Set problem -
Output each line of the material exactly as it stands.

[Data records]
----------

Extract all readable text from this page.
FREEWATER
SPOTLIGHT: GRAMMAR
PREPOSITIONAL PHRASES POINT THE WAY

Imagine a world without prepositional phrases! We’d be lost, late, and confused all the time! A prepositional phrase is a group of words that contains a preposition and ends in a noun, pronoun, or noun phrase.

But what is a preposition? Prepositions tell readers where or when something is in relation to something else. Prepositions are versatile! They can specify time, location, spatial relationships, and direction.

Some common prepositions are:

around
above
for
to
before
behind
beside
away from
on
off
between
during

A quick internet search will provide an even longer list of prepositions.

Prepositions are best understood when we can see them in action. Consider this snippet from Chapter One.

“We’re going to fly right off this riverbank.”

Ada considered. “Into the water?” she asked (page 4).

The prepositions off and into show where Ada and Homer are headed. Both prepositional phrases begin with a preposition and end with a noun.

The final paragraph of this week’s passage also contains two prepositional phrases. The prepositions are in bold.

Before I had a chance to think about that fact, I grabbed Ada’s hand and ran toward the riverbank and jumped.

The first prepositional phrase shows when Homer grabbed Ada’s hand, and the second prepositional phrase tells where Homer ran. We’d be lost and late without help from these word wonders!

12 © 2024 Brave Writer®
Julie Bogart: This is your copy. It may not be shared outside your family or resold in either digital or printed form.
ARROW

----------

Answer to the problem -
Extract all readable text from this page.
FREEWATER
SPOTLIGHT: GRAMMAR
PREPOSITIONAL PHRASES POINT THE WAY

Imagine a world without prepositional phrases! We’d be lost, late, and confused all the time! A prepositional phrase is a group of words that contains a preposition and ends in a noun, pronoun, or noun phrase.

But what is a preposition? Prepositions tell readers where or when something is in relation to something else. Prepositions are versatile! They can specify time, location, spatial relationships, and direction.

Some common prepositions are:

around
above
for
to
before
behind
beside
away from
on
off
between
during

A quick internet search will provide an even longer list of prepositions.

Prepositions are best understood when we can see them in action. Consider this snippet from Chapter One.

“We’re going to fly right off this riverbank.”

Ada considered. “Into the water?” she asked (page 4).

The prepositions off and into show where Ada and Homer are headed. Both prepositional phrases begin with a preposition and end with a noun.

The final paragraph of this week’s passage also contains two prepositional phrases. The prepositions are in bold.

Before I had a chance to think about that fact, I grabbed Ada’s hand and ran toward the riverbank and jumped.

The first prepositional phrase shows when Homer grabbed Ada’s hand, and the second prepositional phrase tells where Homer ran. We’d be lost and late without help from these word wonders!

12 © 2024 Brave Writer®
Julie Bogart: This is your copy. It may not be shared outside your family or resold in either digital or printed form.
ARROW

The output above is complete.